* EXERCISE DIRECTIONS: Your output must consist of the records printed verbatim, with the pictures excluded.

[Web page and app entries]
[Start of Attachment]

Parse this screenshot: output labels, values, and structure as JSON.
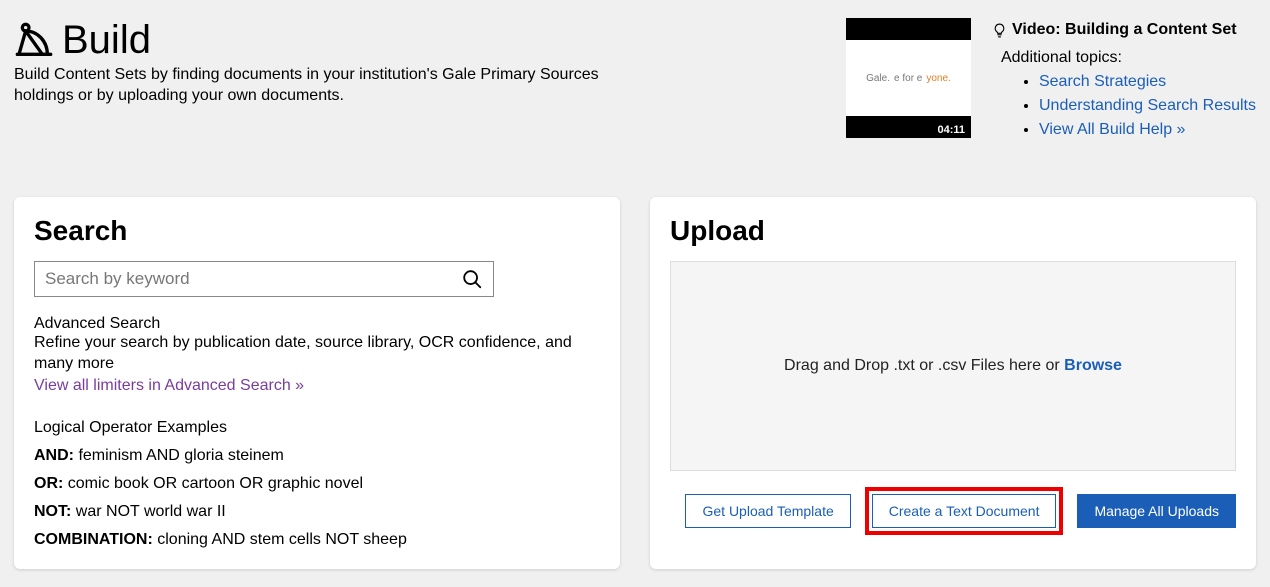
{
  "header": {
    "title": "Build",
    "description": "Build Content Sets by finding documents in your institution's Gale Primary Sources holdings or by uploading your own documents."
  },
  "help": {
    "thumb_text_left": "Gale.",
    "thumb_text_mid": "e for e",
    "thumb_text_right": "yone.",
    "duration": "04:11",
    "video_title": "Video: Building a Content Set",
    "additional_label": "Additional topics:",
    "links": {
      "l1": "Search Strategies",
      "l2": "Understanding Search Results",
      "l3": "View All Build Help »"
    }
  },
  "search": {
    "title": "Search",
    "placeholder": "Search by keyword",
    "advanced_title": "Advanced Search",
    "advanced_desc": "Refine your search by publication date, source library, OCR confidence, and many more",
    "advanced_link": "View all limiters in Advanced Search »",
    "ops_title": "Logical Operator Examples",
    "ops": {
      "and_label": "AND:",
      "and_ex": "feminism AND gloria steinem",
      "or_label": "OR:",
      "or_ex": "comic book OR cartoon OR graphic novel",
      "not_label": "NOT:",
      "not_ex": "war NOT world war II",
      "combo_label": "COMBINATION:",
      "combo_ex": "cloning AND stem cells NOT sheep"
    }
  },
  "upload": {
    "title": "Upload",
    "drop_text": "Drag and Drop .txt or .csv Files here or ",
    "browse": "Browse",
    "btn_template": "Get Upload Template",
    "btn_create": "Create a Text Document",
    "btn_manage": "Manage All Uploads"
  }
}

[End of Attachment]

* THE COMPLETED TASK:
Parse this screenshot: output labels, values, and structure as JSON.
{
  "header": {
    "title": "Build",
    "description": "Build Content Sets by finding documents in your institution's Gale Primary Sources holdings or by uploading your own documents."
  },
  "help": {
    "thumb_text_left": "Gale.",
    "thumb_text_mid": "e for e",
    "thumb_text_right": "yone.",
    "duration": "04:11",
    "video_title": "Video: Building a Content Set",
    "additional_label": "Additional topics:",
    "links": {
      "l1": "Search Strategies",
      "l2": "Understanding Search Results",
      "l3": "View All Build Help »"
    }
  },
  "search": {
    "title": "Search",
    "placeholder": "Search by keyword",
    "advanced_title": "Advanced Search",
    "advanced_desc": "Refine your search by publication date, source library, OCR confidence, and many more",
    "advanced_link": "View all limiters in Advanced Search »",
    "ops_title": "Logical Operator Examples",
    "ops": {
      "and_label": "AND:",
      "and_ex": "feminism AND gloria steinem",
      "or_label": "OR:",
      "or_ex": "comic book OR cartoon OR graphic novel",
      "not_label": "NOT:",
      "not_ex": "war NOT world war II",
      "combo_label": "COMBINATION:",
      "combo_ex": "cloning AND stem cells NOT sheep"
    }
  },
  "upload": {
    "title": "Upload",
    "drop_text": "Drag and Drop .txt or .csv Files here or ",
    "browse": "Browse",
    "btn_template": "Get Upload Template",
    "btn_create": "Create a Text Document",
    "btn_manage": "Manage All Uploads"
  }
}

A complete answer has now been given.